### What is asked
Say how many lines of these entries include the word "empty", and answer with the number alone.

— Start of Data shown —

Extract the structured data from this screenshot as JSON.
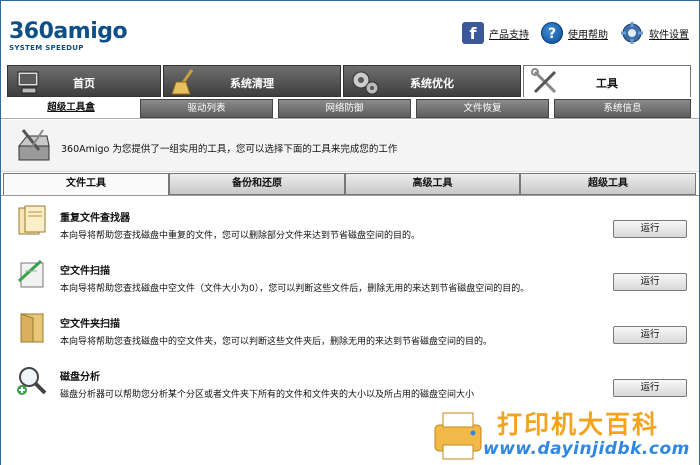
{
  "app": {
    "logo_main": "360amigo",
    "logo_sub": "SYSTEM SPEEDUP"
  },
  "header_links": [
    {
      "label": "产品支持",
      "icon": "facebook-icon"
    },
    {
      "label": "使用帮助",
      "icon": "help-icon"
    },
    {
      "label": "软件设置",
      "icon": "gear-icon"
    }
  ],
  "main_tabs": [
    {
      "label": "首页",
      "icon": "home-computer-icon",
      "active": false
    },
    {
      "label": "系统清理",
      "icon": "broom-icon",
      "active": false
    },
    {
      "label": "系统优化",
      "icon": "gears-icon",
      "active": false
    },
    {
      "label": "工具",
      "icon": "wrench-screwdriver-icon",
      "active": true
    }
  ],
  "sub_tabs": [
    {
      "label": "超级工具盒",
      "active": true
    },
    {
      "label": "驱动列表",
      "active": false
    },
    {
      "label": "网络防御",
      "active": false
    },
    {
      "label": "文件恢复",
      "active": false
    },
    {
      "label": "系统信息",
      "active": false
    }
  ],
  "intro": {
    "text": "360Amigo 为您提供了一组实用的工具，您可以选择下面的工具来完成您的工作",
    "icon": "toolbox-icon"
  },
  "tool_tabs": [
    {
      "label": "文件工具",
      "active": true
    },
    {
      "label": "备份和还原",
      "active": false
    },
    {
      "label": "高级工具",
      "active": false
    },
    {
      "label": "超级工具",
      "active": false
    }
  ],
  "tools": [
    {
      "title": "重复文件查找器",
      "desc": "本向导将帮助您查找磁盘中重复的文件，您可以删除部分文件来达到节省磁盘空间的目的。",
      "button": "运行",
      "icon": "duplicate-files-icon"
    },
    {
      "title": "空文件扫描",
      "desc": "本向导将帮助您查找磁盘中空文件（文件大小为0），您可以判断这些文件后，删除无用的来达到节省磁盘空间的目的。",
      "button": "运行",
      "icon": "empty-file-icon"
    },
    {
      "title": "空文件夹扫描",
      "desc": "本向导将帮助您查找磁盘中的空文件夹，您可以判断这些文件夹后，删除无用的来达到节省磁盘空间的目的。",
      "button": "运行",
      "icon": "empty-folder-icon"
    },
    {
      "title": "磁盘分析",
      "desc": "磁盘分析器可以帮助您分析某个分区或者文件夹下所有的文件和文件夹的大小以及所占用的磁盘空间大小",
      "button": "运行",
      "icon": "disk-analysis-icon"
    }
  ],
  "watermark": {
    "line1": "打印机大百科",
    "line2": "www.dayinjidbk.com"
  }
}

— End of Data shown —

### Task result
2